→ PASSAGE TO READ:
****
Bobbi Lane: Thirty Years of Freelance Photography

December 10, 2009

Thirty years isn’t much in plate tectonics, evolution, or changes in the Earth’s magnetic field. In the world of freelance professional photography, thirty years is a significant achievement. Bobbi Lane has been involved with serious photographic pursuits since her undergraduate days at Emerson College and New England School of Photography. After graduation, she started an apprenticeship with Bill Sumner in Boston. In 1979 she became a freelance photographer and has been self-employed ever since.

©Bobbi Lane

Being an assignment photographer is not her only accomplishment for the past three decades. She is almost as equally well-known as a photographic educator, teaching seminars and workshops around the world in places such as Dubai and Costa Rica. In the United States, she’s often lecturing or teaching in Los Angeles, Santa Fe, New York City, Boston, Chicago and Rockport, Maine. Five books, two DVDs, over a dozen exhibits, and many industry awards are a testament to her talent as a photographer and her instructional abilities.

©Bobbi Lane

No stranger to preproduction, Bobbi often sketches her lighting design ideas before shoots. Arriving prepared is key to her methodology. This was employed in her most recent shoot: guitarist Will Hanza on a Manhattan rooftop. The objective in this shoot was to get that magic time of sunset when interior lights of buildings come on, but the sky still naturally lit. To help accomplish this, she used a Sekonic L-758DR meter. “There were several reasons why I needed to have a light meter during this shoot,” says Bobbi. “First, I was using two light sources—two strobes: a beauty dish and a strip light for the edge effect. I had to get the right balance between the two. I used the Incident mode to measure the main light. I placed the strip light in relation to the main light. In most circumstances I would put the background light about a full-stop less than the main light. In this case, I did it about one half-stop less. I wanted it to be a little stronger because I wanted more drama and edge-feel. We used the spot meter to read the sky in the background. You can’t take an incident reading of the sky because an incident meter measures the light falling on a subject. The sky is a light source. You have to have a reflective meter to take the reading off the sky. That worked perfectly.”

©Bobbi Lane

The L-758DR came through on all fronts for Bobbi. “The meter was so good. I always look at my histograms to double check everything and make sure I’m getting the amount of light I need—not losing shadow detail or not blowing out highlight detail. This meter was so absolutely right on. I didn’t have to adjust or compensate for anything.”
****
Layout annotation data
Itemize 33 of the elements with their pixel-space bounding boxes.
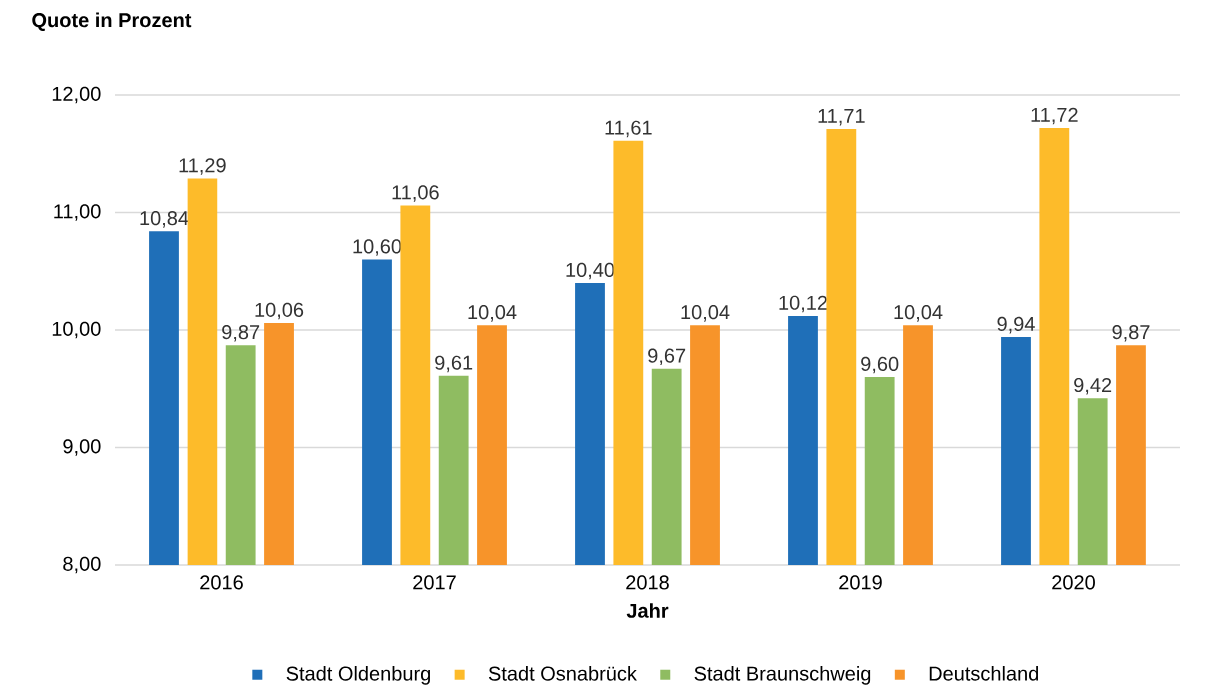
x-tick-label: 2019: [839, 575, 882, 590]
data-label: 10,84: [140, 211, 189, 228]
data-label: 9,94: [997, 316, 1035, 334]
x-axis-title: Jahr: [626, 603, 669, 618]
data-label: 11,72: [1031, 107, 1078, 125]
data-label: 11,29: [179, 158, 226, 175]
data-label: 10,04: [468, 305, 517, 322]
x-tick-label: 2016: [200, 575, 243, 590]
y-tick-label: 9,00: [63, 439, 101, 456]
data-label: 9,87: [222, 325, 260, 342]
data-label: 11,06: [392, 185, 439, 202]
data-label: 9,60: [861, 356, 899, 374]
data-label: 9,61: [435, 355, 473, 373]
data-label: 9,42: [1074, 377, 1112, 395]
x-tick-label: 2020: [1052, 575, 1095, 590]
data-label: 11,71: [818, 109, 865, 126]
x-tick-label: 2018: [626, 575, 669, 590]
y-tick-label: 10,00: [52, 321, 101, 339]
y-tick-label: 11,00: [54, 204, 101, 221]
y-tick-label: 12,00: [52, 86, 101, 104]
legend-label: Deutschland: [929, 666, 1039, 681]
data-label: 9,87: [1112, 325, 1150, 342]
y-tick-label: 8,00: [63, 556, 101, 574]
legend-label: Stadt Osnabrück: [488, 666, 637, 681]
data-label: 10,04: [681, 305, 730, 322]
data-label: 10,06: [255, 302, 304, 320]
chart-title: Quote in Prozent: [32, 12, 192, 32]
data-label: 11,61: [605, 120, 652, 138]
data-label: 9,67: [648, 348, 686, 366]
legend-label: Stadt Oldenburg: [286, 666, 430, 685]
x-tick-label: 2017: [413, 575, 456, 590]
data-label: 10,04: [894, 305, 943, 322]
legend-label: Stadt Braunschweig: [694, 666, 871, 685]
****
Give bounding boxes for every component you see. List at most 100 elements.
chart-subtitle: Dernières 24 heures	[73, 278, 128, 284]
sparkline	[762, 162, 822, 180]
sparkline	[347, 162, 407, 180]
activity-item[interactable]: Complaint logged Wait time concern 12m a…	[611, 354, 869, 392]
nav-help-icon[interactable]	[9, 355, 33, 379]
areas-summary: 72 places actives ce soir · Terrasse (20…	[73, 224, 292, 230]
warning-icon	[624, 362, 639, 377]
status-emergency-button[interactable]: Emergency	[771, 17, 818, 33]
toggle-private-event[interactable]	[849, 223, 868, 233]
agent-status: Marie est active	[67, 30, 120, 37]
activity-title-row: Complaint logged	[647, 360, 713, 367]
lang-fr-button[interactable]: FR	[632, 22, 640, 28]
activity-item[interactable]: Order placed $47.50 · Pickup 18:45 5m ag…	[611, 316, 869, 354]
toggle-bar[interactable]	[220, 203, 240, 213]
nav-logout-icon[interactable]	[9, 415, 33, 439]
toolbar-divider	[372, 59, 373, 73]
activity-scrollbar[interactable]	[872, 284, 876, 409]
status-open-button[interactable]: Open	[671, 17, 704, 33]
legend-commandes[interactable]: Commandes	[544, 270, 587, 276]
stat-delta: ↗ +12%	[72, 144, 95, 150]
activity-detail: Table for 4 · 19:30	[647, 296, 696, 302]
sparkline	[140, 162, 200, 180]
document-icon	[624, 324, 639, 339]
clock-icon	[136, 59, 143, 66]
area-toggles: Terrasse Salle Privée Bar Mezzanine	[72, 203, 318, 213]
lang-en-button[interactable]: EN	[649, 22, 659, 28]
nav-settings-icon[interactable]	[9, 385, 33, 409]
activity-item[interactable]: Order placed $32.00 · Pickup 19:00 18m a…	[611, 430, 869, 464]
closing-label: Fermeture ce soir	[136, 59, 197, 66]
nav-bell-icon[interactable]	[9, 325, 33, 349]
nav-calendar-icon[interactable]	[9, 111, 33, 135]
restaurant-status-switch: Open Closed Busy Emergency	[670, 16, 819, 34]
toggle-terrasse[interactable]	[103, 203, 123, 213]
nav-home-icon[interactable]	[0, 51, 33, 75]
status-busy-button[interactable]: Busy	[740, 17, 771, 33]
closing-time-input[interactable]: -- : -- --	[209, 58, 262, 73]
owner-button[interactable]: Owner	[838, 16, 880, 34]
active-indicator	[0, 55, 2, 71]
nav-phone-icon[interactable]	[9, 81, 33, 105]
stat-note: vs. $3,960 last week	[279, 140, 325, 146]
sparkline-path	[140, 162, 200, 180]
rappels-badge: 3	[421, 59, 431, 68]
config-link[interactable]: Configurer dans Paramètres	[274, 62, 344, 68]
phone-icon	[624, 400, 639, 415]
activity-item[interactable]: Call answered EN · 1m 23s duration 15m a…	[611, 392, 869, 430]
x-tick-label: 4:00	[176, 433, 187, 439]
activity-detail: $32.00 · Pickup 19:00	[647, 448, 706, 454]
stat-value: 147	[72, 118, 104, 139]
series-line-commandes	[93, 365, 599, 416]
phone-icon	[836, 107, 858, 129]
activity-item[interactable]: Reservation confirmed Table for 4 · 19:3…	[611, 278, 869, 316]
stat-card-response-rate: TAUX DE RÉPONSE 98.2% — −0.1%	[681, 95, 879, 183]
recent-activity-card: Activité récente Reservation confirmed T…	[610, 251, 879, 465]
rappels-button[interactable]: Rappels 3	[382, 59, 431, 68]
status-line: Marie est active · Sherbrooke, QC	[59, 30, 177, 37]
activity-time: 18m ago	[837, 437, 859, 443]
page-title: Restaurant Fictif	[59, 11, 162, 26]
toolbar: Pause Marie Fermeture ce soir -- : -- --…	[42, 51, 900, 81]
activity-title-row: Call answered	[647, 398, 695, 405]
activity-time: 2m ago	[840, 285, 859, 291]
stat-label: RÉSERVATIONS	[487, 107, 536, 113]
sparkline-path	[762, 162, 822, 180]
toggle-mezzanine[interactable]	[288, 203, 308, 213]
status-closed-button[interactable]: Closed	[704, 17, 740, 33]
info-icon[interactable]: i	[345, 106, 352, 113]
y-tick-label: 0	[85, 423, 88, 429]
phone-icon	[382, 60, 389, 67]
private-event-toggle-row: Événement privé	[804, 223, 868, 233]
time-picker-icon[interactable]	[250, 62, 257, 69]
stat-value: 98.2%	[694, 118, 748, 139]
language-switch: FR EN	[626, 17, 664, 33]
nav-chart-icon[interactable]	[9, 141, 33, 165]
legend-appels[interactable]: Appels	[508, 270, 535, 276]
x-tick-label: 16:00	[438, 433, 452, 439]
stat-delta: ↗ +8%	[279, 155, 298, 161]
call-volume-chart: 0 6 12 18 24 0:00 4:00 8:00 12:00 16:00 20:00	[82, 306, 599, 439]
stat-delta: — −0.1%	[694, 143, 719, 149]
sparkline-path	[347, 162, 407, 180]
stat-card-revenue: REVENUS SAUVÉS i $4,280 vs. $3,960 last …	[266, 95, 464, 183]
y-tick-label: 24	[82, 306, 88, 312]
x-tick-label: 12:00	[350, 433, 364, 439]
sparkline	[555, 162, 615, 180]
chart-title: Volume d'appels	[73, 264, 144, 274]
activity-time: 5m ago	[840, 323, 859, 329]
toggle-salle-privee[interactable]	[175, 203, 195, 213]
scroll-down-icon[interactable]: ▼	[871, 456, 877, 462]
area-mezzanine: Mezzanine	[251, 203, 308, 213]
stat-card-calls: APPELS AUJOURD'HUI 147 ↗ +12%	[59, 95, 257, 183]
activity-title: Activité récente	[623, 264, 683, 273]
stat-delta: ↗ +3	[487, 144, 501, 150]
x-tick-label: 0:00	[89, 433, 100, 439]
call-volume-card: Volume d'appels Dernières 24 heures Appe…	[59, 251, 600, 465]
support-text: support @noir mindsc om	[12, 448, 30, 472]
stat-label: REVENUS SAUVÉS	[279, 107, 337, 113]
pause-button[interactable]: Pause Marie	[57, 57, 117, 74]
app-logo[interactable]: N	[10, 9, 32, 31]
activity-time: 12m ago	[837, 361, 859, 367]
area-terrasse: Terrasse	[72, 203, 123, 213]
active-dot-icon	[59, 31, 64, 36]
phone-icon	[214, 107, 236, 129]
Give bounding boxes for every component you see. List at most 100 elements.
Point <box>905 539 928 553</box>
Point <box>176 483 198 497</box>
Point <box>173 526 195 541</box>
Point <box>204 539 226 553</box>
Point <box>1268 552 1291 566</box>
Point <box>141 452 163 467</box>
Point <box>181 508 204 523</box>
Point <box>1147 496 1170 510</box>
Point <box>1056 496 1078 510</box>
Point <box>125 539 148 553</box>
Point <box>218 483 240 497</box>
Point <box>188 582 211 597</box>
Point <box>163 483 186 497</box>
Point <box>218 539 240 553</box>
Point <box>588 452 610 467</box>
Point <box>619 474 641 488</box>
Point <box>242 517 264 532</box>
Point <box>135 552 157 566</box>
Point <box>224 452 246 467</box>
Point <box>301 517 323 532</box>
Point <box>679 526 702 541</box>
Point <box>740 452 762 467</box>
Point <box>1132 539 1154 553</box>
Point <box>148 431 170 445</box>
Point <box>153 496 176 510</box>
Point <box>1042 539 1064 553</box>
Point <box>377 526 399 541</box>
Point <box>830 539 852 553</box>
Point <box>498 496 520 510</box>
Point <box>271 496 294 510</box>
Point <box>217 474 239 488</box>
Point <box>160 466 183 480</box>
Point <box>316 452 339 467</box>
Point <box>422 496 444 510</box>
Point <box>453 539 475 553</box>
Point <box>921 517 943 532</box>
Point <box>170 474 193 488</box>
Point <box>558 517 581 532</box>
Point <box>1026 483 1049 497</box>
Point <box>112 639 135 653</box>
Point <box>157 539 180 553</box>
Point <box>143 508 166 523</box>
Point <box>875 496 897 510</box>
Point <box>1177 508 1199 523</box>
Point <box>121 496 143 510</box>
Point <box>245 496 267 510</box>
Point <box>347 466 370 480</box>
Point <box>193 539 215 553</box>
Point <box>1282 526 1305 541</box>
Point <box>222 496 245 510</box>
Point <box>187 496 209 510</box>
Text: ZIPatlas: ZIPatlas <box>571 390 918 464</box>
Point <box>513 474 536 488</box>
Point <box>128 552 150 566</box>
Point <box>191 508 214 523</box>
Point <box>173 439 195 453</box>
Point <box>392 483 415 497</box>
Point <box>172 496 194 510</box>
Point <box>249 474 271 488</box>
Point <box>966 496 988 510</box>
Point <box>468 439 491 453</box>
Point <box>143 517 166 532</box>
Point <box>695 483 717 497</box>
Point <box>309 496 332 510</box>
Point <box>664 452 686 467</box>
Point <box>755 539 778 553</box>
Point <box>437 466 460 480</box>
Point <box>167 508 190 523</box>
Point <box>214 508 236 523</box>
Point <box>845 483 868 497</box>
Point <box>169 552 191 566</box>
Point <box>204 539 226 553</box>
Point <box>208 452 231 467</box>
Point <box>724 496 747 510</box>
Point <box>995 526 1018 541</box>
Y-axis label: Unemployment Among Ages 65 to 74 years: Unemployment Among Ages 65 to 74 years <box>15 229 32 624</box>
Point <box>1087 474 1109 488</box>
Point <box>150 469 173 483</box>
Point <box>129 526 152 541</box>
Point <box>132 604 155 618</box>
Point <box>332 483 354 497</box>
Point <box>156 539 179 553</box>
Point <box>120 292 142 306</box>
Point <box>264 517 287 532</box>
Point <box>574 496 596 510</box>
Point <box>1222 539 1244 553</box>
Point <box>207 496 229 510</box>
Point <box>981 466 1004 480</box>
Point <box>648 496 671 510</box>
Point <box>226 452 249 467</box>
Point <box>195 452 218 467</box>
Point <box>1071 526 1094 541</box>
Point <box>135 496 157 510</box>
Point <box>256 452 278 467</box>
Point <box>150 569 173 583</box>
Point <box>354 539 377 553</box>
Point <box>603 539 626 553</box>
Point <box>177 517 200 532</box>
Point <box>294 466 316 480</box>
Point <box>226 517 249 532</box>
****
→ WRITTEN REQUEST: Can you resume the profile of Bobbi Lane's thirty years of freelance photography, picking up right after its last sentence?

→ EXERCISE RESPONSE:
©Bobbi Lane

A contributor to stock photography agencies for twenty-five years, she recently left Getty Images for a small agency which was bought by Corbis. Although she describes the state of stock photography business “dismal,” There are still a few bright spots. “Most of what I sell from stock agencies is Travel, and most of that is American cities. No one is really interested in buying stock photos unless you have full model releases on all the people in the photo. Because of the royalty-free stock and these micro-stock sites, the value of rights-managed stock has really come down quite a bit.” The news is not all dismal, though. “I still think there’s room for photographers making high-quality images in rights-managed stock, but no one’s making the money they used to. I know several photographers who shot stock exclusively, and their income is half of what it was ten years ago. That said, I don’t think stock photography is going away. No matter how many people put their images on the Web for free, if someone needs a high-quality image, they’ll pay for it.”

©Bobbi Lane

Client-direct assignments for corporate photography, particularly on a local level, has become the majority of her jobs these days. Small advertising agencies and design firms fill out her work week, with environmental portraits, formal portraits, and related work for companies’ Web sites. “It’s very similar to corporate annual report photography,” Bobbi explains. “You’re doing people, facilities, and products. Every client is different, so I try to create a different look for each company I work for.”

©Bobbi Lane

Editorial work for local magazines like Ridgefield Magazine and Bedford Magazine keep her busy, as does national magazines. Trade publications like Brandweek Magazine call her for interpretive portrait work.

©Bobbi Lane

The clients have come and gone and come again. The face of the stock photography business has changed radically with the advent of the Internet. Digital technology steadily replaces film. Through it all, Bobbi Lane continues to earn a living on her own terms as a freelance photographer, an educator, and through stock photo sales. Photographers everywhere can learn much from this talented pro shooter.

©Bobbi Lane

Calumet Photographic at 22 West 22nd Street, New York City, hosted Bobbi Lane’s Metering Video Premiere Event on Wednesday, December 9, from 6 to 8 p.m. Educator and photographer Bobbi Lane premiered of her new video for Sekonic on metering techniques. The video features guitarist Will Pino on a rooftop in Manhattan during an incredible sunset. Lane will be in attendance to talk about her insights on the creation of these dynamic images using Sekonic meters and Calumet Travelites.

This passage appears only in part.